(SET PROBLEM): In the records below, lay out the lines from the line with "sub-section-label: Sub-section 2:: [118, 1102, 229, 1124]" up to and including the line with "sub-section-label: Sub-section 1:: [118, 1056, 229, 1077]" as a Markdown table with the columns Row and Line. Skip blank lines and include no other lines.

(DATA FOR THIS TASK):
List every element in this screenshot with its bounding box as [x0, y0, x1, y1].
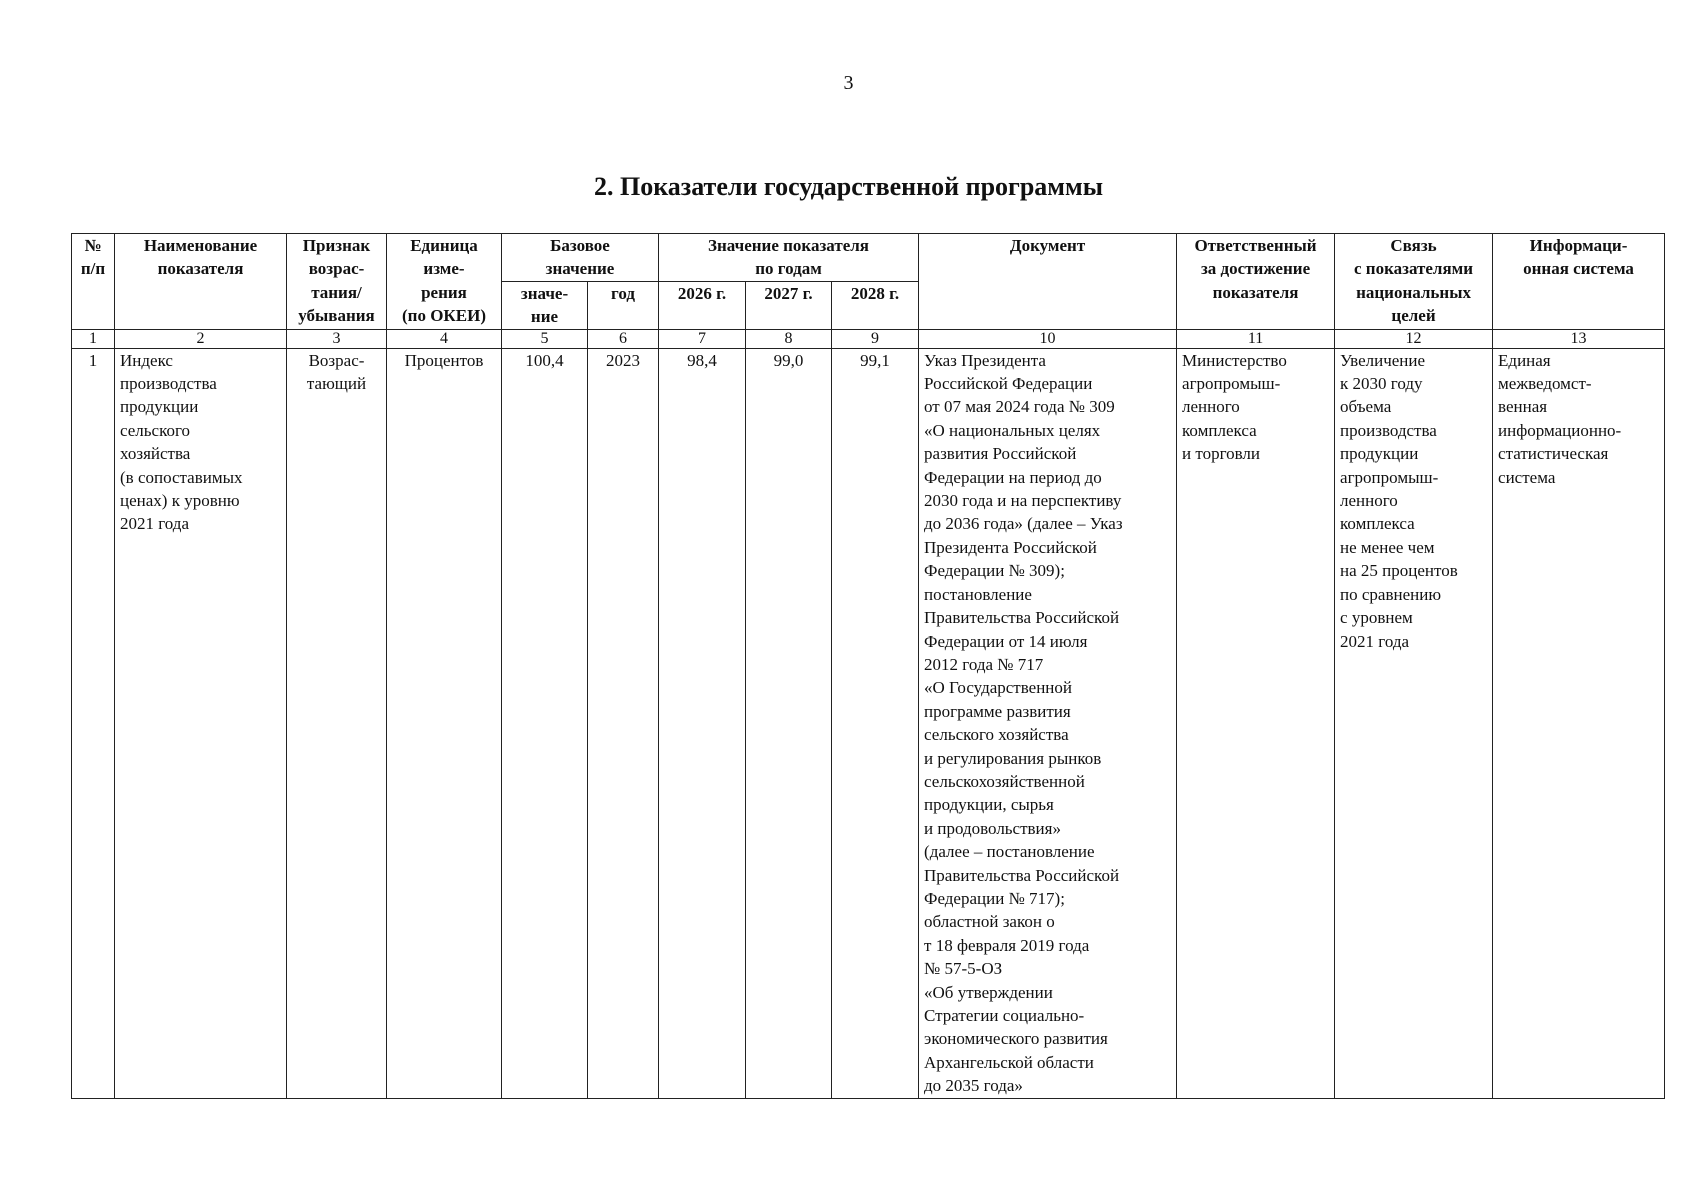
- column-number: 4: [387, 329, 502, 348]
- header-base-value: значе- ние: [502, 281, 588, 329]
- header-name: Наименование показателя: [115, 234, 287, 330]
- header-year-2027: 2027 г.: [746, 281, 832, 329]
- cell-value-2027: 99,0: [746, 348, 832, 1098]
- cell-responsible: Министерство агропромыш- ленного комплекса и торговли: [1177, 348, 1335, 1098]
- section-title: 2. Показатели государственной программы: [593, 172, 1104, 201]
- indicators-table: [71, 233, 1665, 1099]
- column-number: 8: [746, 329, 832, 348]
- column-numbers-row: [72, 329, 1665, 348]
- column-number: 3: [287, 329, 387, 348]
- header-base: Базовое значение: [502, 234, 659, 282]
- header-unit: Единица изме- рения (по ОКЕИ): [387, 234, 502, 330]
- column-number: 2: [115, 329, 287, 348]
- header-base-year: год: [588, 281, 659, 329]
- column-number: 1: [72, 329, 115, 348]
- table-row: [72, 348, 1665, 1098]
- column-number: 7: [659, 329, 746, 348]
- cell-value-2026: 98,4: [659, 348, 746, 1098]
- header-num: № п/п: [72, 234, 115, 330]
- column-number: 12: [1335, 329, 1493, 348]
- cell-num: 1: [72, 348, 115, 1098]
- cell-unit: Процентов: [387, 348, 502, 1098]
- page-number: 3: [843, 72, 854, 94]
- cell-link: Увеличение к 2030 году объема производства продукции агропромыш- ленного комплекса не менее чем на 25 процентов по сравнению с уровнем 2021 года: [1335, 348, 1493, 1098]
- cell-base-value: 100,4: [502, 348, 588, 1098]
- column-number: 13: [1493, 329, 1665, 348]
- column-number: 5: [502, 329, 588, 348]
- header-info-system: Информаци- онная система: [1493, 234, 1665, 330]
- cell-base-year: 2023: [588, 348, 659, 1098]
- column-number: 9: [832, 329, 919, 348]
- cell-value-2028: 99,1: [832, 348, 919, 1098]
- cell-trend: Возрас- тающий: [287, 348, 387, 1098]
- header-year-2028: 2028 г.: [832, 281, 919, 329]
- header-row-top: [72, 234, 1665, 282]
- cell-info-system: Единая межведомст- венная информационно- статистическая система: [1493, 348, 1665, 1098]
- cell-name: Индекс производства продукции сельского хозяйства (в сопоставимых ценах) к уровню 2021 года: [115, 348, 287, 1098]
- header-years-group: Значение показателя по годам: [659, 234, 919, 282]
- cell-document: Указ Президента Российской Федерации от 07 мая 2024 года № 309 «О национальных целях развития Российской Федерации на период до 2030 года и на перспективу до 2036 года» (далее – Указ Президента Российской Федерации № 309); постановление Правительства Российской Федерации от 14 июля 2012 года № 717 «О Государственной программе развития сельского хозяйства и регулирования рынков сельскохозяйственной продукции, сырья и продовольствия» (далее – постановление Правительства Российской Федерации № 717); областной закон о т 18 февраля 2019 года № 57-5-ОЗ «Об утверждении Стратегии социально- экономического развития Архангельской области до 2035 года»: [919, 348, 1177, 1098]
- header-responsible: Ответственный за достижение показателя: [1177, 234, 1335, 330]
- header-year-2026: 2026 г.: [659, 281, 746, 329]
- column-number: 10: [919, 329, 1177, 348]
- column-number: 6: [588, 329, 659, 348]
- column-number: 11: [1177, 329, 1335, 348]
- header-document: Документ: [919, 234, 1177, 330]
- header-trend: Признак возрас- тания/ убывания: [287, 234, 387, 330]
- header-link: Связь с показателями национальных целей: [1335, 234, 1493, 330]
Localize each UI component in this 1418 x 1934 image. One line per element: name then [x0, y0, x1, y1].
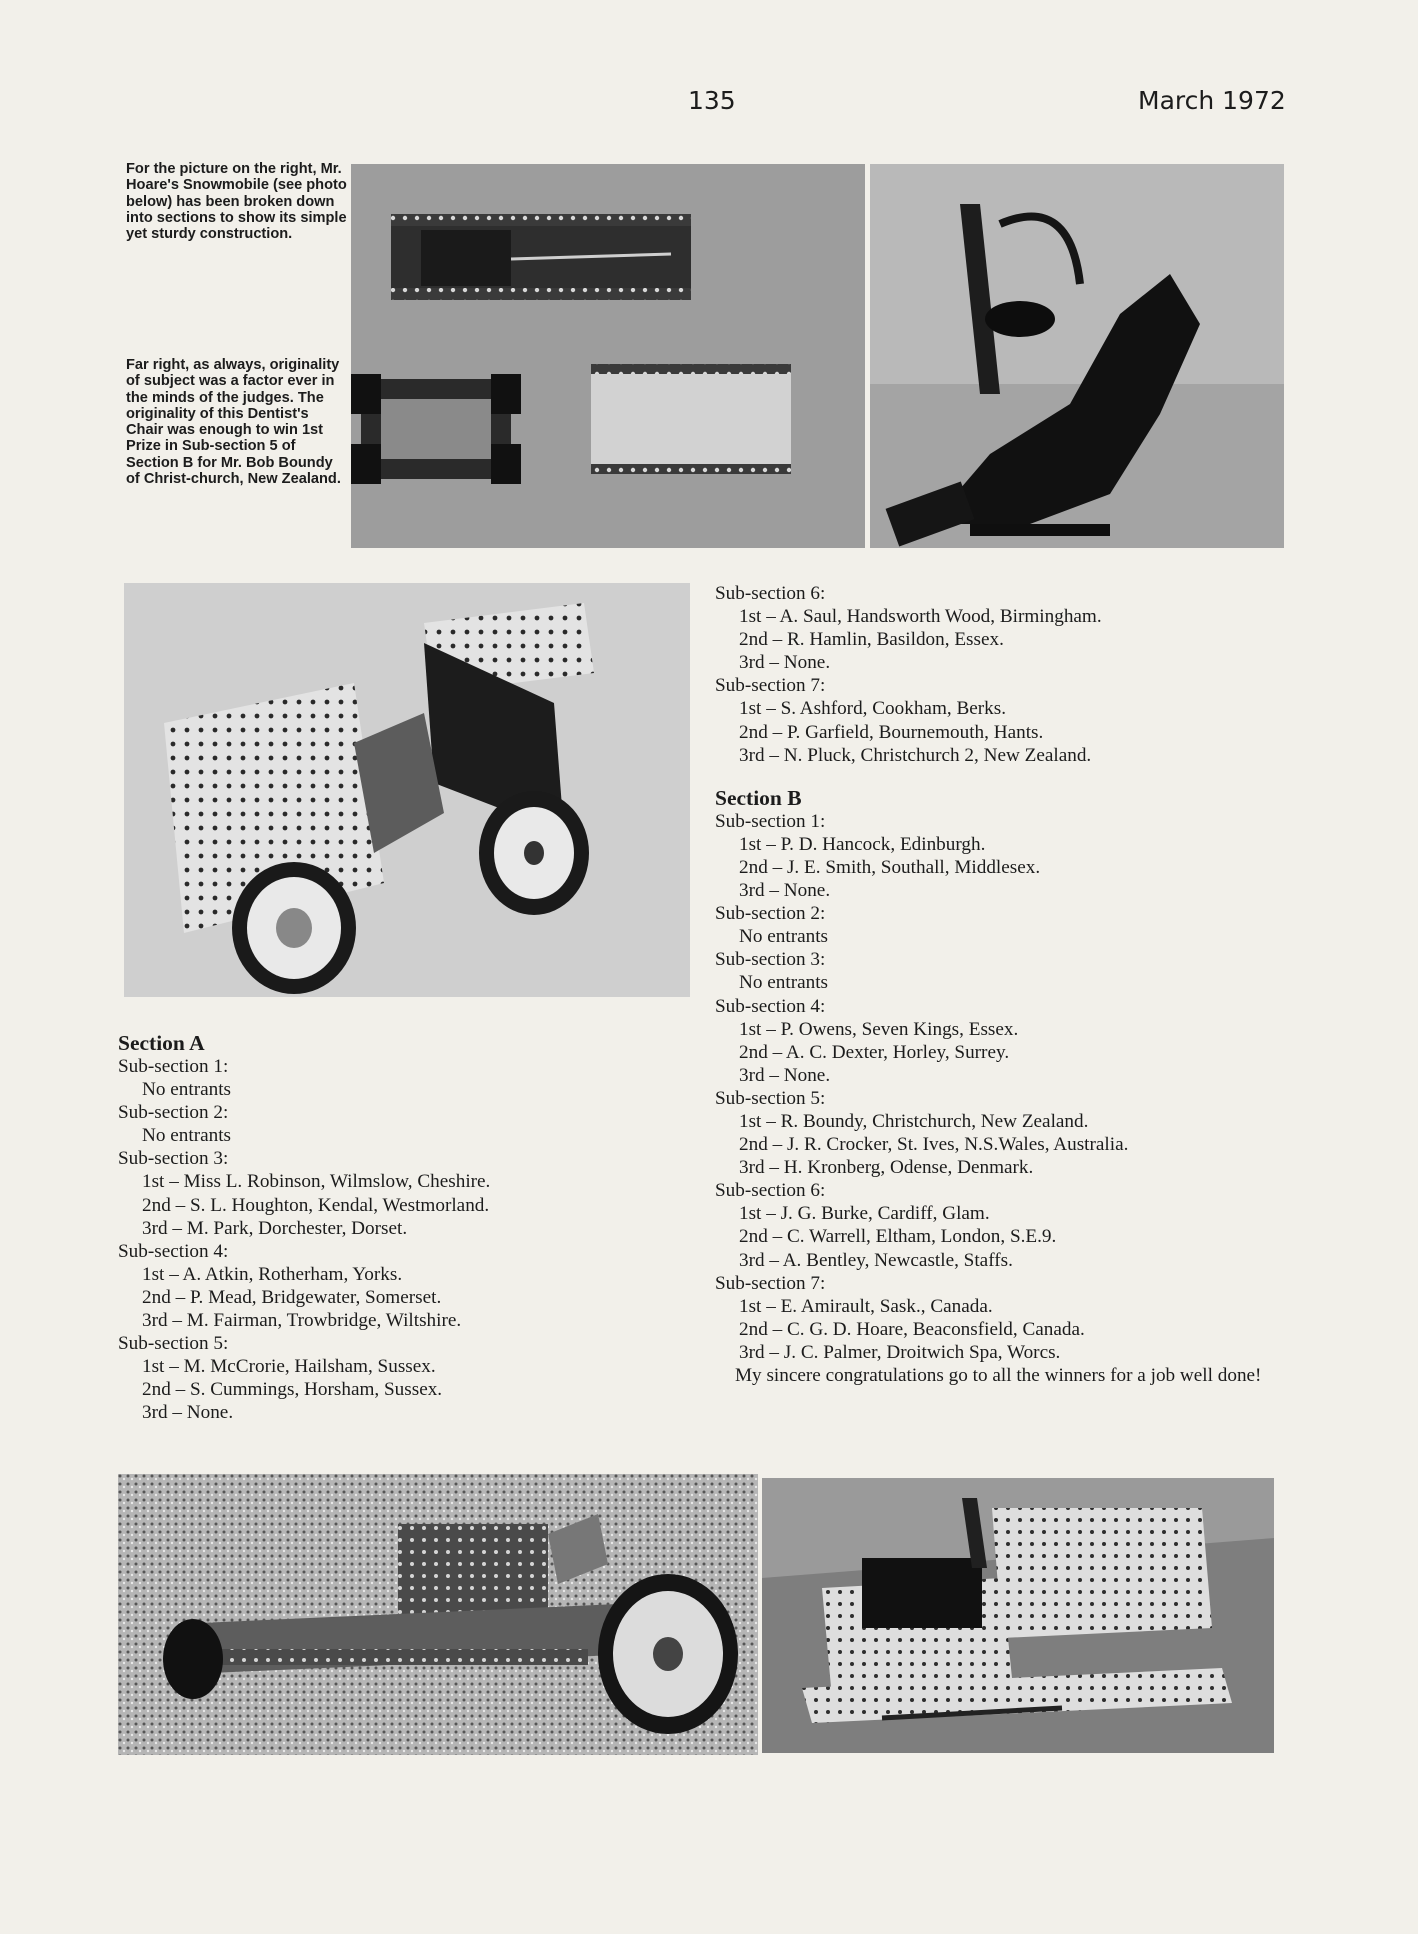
sub-section-label: Sub-section 2:: [118, 1102, 229, 1124]
entry-line: 3rd – N. Pluck, Christchurch 2, New Zealand.: [739, 744, 1092, 766]
page-number: 135: [688, 86, 736, 115]
entry-line: 3rd – None.: [739, 1064, 831, 1086]
issue-date: March 1972: [1138, 86, 1286, 115]
entry-line: 3rd – None.: [739, 652, 831, 674]
snowmobile-sections-photo: [351, 164, 865, 548]
entry-line: 2nd – J. E. Smith, Southall, Middlesex.: [739, 856, 1041, 878]
entry-line: 2nd – J. R. Crocker, St. Ives, N.S.Wales, Australia.: [739, 1134, 1129, 1156]
entry-line: 1st – P. Owens, Seven Kings, Essex.: [739, 1018, 1019, 1040]
section-a-title: Section A: [118, 1031, 205, 1055]
photo-caption-snowmobile: For the picture on the right, Mr. Hoare's Snowmobile (see photo below) has been broken down into sections to show its simple yet sturdy construction.: [126, 161, 347, 243]
sub-section-label: Sub-section 1:: [715, 810, 826, 832]
photo-caption-dentist-chair: Far right, as always, originality of subject was a factor ever in the minds of the judges. The originality of this Dentist's Chair was enough to win 1st Prize in Sub-section 5 of Section B for Mr. Bob Boundy of Christ-church, New Zealand.: [126, 357, 341, 488]
entry-line: No entrants: [739, 926, 828, 948]
entry-line: 1st – M. McCrorie, Hailsham, Sussex.: [142, 1356, 436, 1378]
section-b-title: Section B: [715, 785, 802, 810]
sub-section-label: Sub-section 1:: [118, 1056, 229, 1077]
entry-line: 3rd – J. C. Palmer, Droitwich Spa, Worcs.: [739, 1341, 1061, 1363]
sub-section-label: Sub-section 7:: [715, 675, 826, 697]
entry-line: 1st – A. Atkin, Rotherham, Yorks.: [142, 1263, 403, 1285]
entry-line: 3rd – H. Kronberg, Odense, Denmark.: [739, 1157, 1034, 1179]
entry-line: 2nd – C. Warrell, Eltham, London, S.E.9.: [739, 1226, 1057, 1248]
sub-section-label: Sub-section 7:: [715, 1272, 826, 1294]
sub-section-label: Sub-section 4:: [118, 1240, 229, 1262]
entry-line: 1st – J. G. Burke, Cardiff, Glam.: [739, 1203, 990, 1225]
closing-remark: My sincere congratulations go to all the winners for a job well done!: [735, 1365, 1262, 1386]
sub-section-label: Sub-section 2:: [715, 903, 826, 925]
entry-line: No entrants: [142, 1125, 231, 1147]
entry-line: 2nd – P. Garfield, Bournemouth, Hants.: [739, 721, 1044, 743]
entry-line: 3rd – M. Park, Dorchester, Dorset.: [142, 1217, 408, 1239]
entry-line: 1st – S. Ashford, Cookham, Berks.: [739, 698, 1007, 720]
gravel-vehicle-photo: [118, 1474, 758, 1755]
dentist-chair-photo: [870, 164, 1284, 548]
entry-line: 1st – A. Saul, Handsworth Wood, Birmingham.: [739, 606, 1102, 628]
entry-line: 1st – R. Boundy, Christchurch, New Zealand.: [739, 1110, 1089, 1132]
entry-line: 2nd – S. Cummings, Horsham, Sussex.: [142, 1379, 443, 1401]
snowmobile-photo: [762, 1478, 1274, 1753]
entry-line: 3rd – A. Bentley, Newcastle, Staffs.: [739, 1249, 1013, 1271]
sub-section-label: Sub-section 6:: [715, 1180, 826, 1202]
entry-line: 2nd – S. L. Houghton, Kendal, Westmorland.: [142, 1194, 490, 1216]
sub-section-label: Sub-section 3:: [715, 949, 826, 971]
sub-section-label: Sub-section 5:: [118, 1333, 229, 1355]
entry-line: No entrants: [142, 1079, 231, 1101]
entry-line: 3rd – None.: [142, 1402, 234, 1424]
entry-line: 2nd – R. Hamlin, Basildon, Essex.: [739, 629, 1004, 651]
section-b-results: [715, 582, 1295, 1387]
entry-line: 1st – Miss L. Robinson, Wilmslow, Cheshire.: [142, 1171, 491, 1193]
entry-line: 3rd – M. Fairman, Trowbridge, Wiltshire.: [142, 1310, 462, 1332]
tractor-model-photo: [124, 583, 690, 997]
entry-line: 2nd – C. G. D. Hoare, Beaconsfield, Canada.: [739, 1318, 1085, 1340]
entry-line: No entrants: [739, 972, 828, 994]
entry-line: 1st – P. D. Hancock, Edinburgh.: [739, 833, 986, 855]
entry-line: 1st – E. Amirault, Sask., Canada.: [739, 1295, 993, 1317]
entry-line: 3rd – None.: [739, 880, 831, 902]
sub-section-label: Sub-section 6:: [715, 583, 826, 604]
sub-section-label: Sub-section 4:: [715, 995, 826, 1017]
sub-section-label: Sub-section 5:: [715, 1087, 826, 1109]
entry-line: 2nd – A. C. Dexter, Horley, Surrey.: [739, 1041, 1010, 1063]
sub-section-label: Sub-section 3:: [118, 1148, 229, 1170]
section-a-results: [118, 1031, 638, 1425]
entry-line: 2nd – P. Mead, Bridgewater, Somerset.: [142, 1286, 442, 1308]
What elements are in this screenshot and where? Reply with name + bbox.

(EXERCISE OUTPUT):
| Row | Line |
|---|---|
| 1 | sub-section-label: Sub-section 2:: [118, 1102, 229, 1124] |
| 2 | entry-line: 3rd – N. Pluck, Christchurch 2, New Zealand.: [739, 744, 1092, 766] |
| 3 | page-number: 135: [688, 86, 736, 115] |
| 4 | entry-line: 3rd – None.: [739, 1064, 831, 1086] |
| 5 | issue-date: March 1972: [1138, 86, 1286, 115] |
| 6 | entry-line: 3rd – None.: [739, 652, 831, 674] |
| 7 | snowmobile-sections-photo: [351, 164, 865, 548] |
| 8 | entry-line: 2nd – J. E. Smith, Southall, Middlesex.: [739, 856, 1041, 878] |
| 9 | entry-line: 2nd – J. R. Crocker, St. Ives, N.S.Wales, Australia.: [739, 1134, 1129, 1156] |
| 10 | entry-line: 1st – P. Owens, Seven Kings, Essex.: [739, 1018, 1019, 1040] |
| 11 | section-a-title: Section A: [118, 1031, 205, 1055] |
| 12 | photo-caption-snowmobile: For the picture on the right, Mr. Hoare's Snowmobile (see photo below) has been broken down into sections to show its simple yet sturdy construction.: [126, 161, 347, 243] |
| 13 | sub-section-label: Sub-section 1:: [715, 810, 826, 832] |
| 14 | photo-caption-dentist-chair: Far right, as always, originality of subject was a factor ever in the minds of the judges. The originality of this Dentist's Chair was enough to win 1st Prize in Sub-section 5 of Section B for Mr. Bob Boundy of Christ-church, New Zealand.: [126, 357, 341, 488] |
| 15 | entry-line: No entrants: [739, 926, 828, 948] |
| 16 | entry-line: 1st – M. McCrorie, Hailsham, Sussex.: [142, 1356, 436, 1378] |
| 17 | section-b-title: Section B: [715, 785, 802, 810] |
| 18 | sub-section-label: Sub-section 1:: [118, 1056, 229, 1077] |